▶ PROBLEM SET
1) Answer these questions from the passage on choosing a mobile platform:
(a) Which three mobile platforms were initially considered, and which company makes each?
(b) What was the iOS platform called before June 2010?
(c) Besides learning Objective C, what purchase would developing for iOS have required?
2) Write out everything in the passage on choosing a mobile platform, from "3.2Approach 3.2.1Android" down to "from Apple [16].".
3) Continue the passage on choosing a mobile platform from where it stops.

▶ DOCUMENT TEXT
# # # # #

3.2Approach 3.2.1Android
One of the first decisions that had to be made was which mobile device operating system (platform) to target the application to run on. The following three common mobile platforms were initially considered: the Android platform from Google [14], Windows Phone from Microsoft [15] and the iOS platform (formally known as iPhone OS before June 2010 [17] ) from Apple [16].
The Android platform was finally chosen for several reasons: this particular platform used a java type language which I already had experience of and so would help to shorten the development time. Additionally, an Android course was being taught in the second semester which would be useful in advancing the project. Although the iOS platform from Apple was a strong contender in the mobile device market [18], it would involve learning the Objective C programming language and it would have required purchasing an Apple Mac for development. The Windows mobile platform was the final platform considered and although it was gaining in popularity and had been receiving positive reviews as an easy platform to write for [21], there were (at the time of writing) currently less devices out there using it than Android or iOS.

# # # # #

Coordinate annotation records
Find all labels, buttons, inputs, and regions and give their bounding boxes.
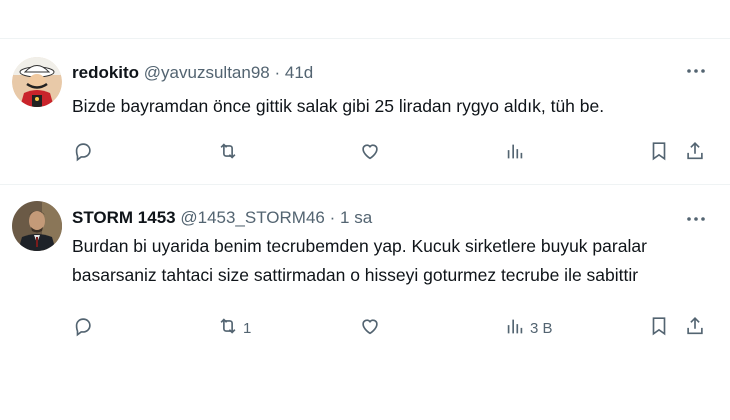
bookmark-icon	[648, 315, 670, 341]
like-button[interactable]	[359, 315, 385, 341]
separator-dot: ·	[274, 63, 281, 82]
tweet-header: redokito @yavuzsultan98 · 41d	[72, 63, 313, 83]
share-icon	[684, 140, 706, 166]
retweet-button[interactable]: 1	[217, 315, 251, 341]
more-icon[interactable]	[684, 207, 708, 231]
tweet-header: STORM 1453 @1453_STORM46 · 1 sa	[72, 208, 372, 228]
action-bar: 1 3 B	[72, 315, 712, 341]
reply-icon	[72, 315, 94, 341]
tweet[interactable]: redokito @yavuzsultan98 · 41d Bizde bayr…	[0, 39, 730, 185]
like-icon	[359, 315, 381, 341]
retweet-button[interactable]	[217, 140, 243, 166]
separator-dot: ·	[329, 208, 336, 227]
bookmark-icon	[648, 140, 670, 166]
user-handle[interactable]: @yavuzsultan98	[144, 63, 270, 82]
avatar[interactable]	[12, 201, 62, 251]
reply-icon	[72, 140, 94, 166]
bookmark-button[interactable]	[648, 315, 670, 341]
more-icon[interactable]	[684, 59, 708, 83]
share-button[interactable]	[684, 315, 706, 341]
reply-button[interactable]	[72, 315, 98, 341]
tweet[interactable]: STORM 1453 @1453_STORM46 · 1 sa Burdan b…	[0, 185, 730, 355]
views-count: 3 B	[530, 319, 553, 337]
like-button[interactable]	[359, 140, 385, 166]
avatar[interactable]	[12, 57, 62, 107]
views-icon	[504, 140, 526, 166]
retweet-count: 1	[243, 319, 252, 337]
views-button[interactable]: 3 B	[504, 315, 553, 341]
like-icon	[359, 140, 381, 166]
reply-button[interactable]	[72, 140, 98, 166]
timestamp[interactable]: 41d	[285, 63, 313, 82]
share-button[interactable]	[684, 140, 706, 166]
action-bar	[72, 140, 712, 166]
tweet-text: Bizde bayramdan önce gittik salak gibi 2…	[72, 96, 605, 116]
bookmark-button[interactable]	[648, 140, 670, 166]
views-button[interactable]	[504, 140, 530, 166]
views-icon	[504, 315, 526, 341]
timestamp[interactable]: 1 sa	[340, 208, 372, 227]
tweet-text: Burdan bi uyarida benim tecrubemden yap.…	[72, 236, 647, 285]
user-handle[interactable]: @1453_STORM46	[180, 208, 325, 227]
display-name[interactable]: redokito	[72, 63, 139, 82]
display-name[interactable]: STORM 1453	[72, 208, 176, 227]
retweet-icon	[217, 140, 239, 166]
retweet-icon	[217, 315, 239, 341]
share-icon	[684, 315, 706, 341]
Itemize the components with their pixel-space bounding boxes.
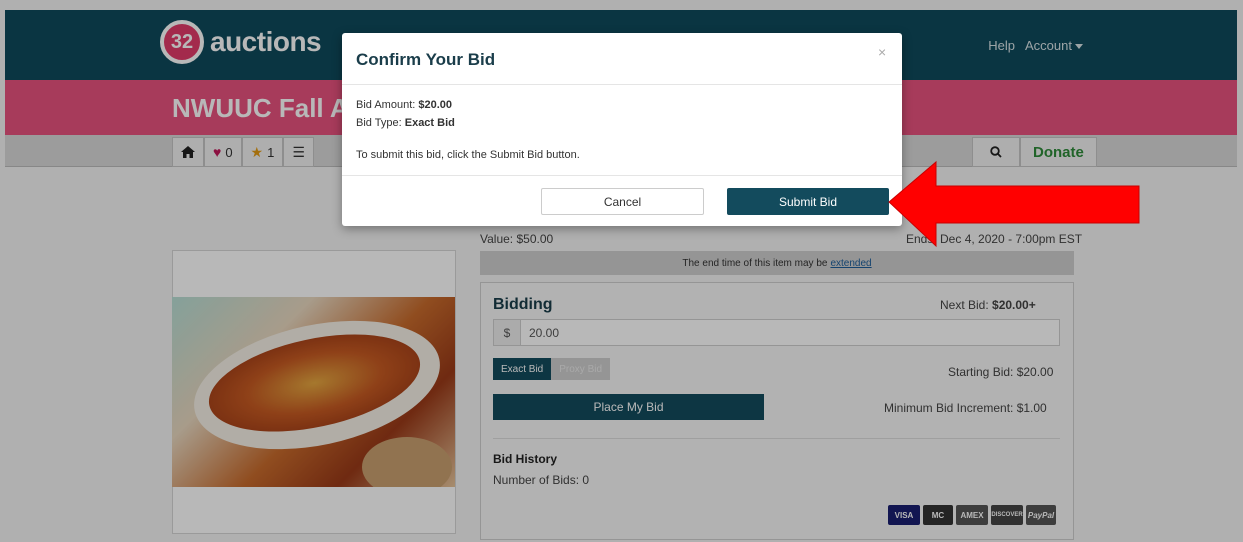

# # # # #

▶ THE REPLIES
1)
(a) Android from Google, Windows Phone from Microsoft, and iOS from Apple.
(b) iPhone OS.
(c) An Apple Mac.

2)
3.2Approach 3.2.1Android
One of the first decisions that had to be made was which mobile device operating system (platform) to target the application to run on. The following three common mobile platforms were initially considered: the Android platform from Google [14], Windows Phone from Microsoft [15] and the iOS platform (formally known as iPhone OS before June 2010 [17] ) from Apple [16].

3)
The Android operating system was developed by Google and the Open Handset Alliance for smartphones and other mobile devices [12], [18]. An interesting and important aspect of its architecture was its Activity class [23] and its associated lifecycle (as shown in Figure 6.). An activity was typically a window that allowed the user to do something. Typically associated with an Activity was a layout file, used to generate and arrange how “views” appeared on the screen1. An Android “View” was a user interface class that handled screen layout and interactions with the user [22] (for example a “TextView” displayed text and an “ImageView” displayed an image on the screen).
The activity stack was an important aspect of Android and when the user pressed the “Back” key on an Android device it would remove (pop) the current activity and run the previous activity. As detailed in the Android documentation “An application should be able to restart at any time without loss of user data or state in order to handle events … and then returns to your application” [24].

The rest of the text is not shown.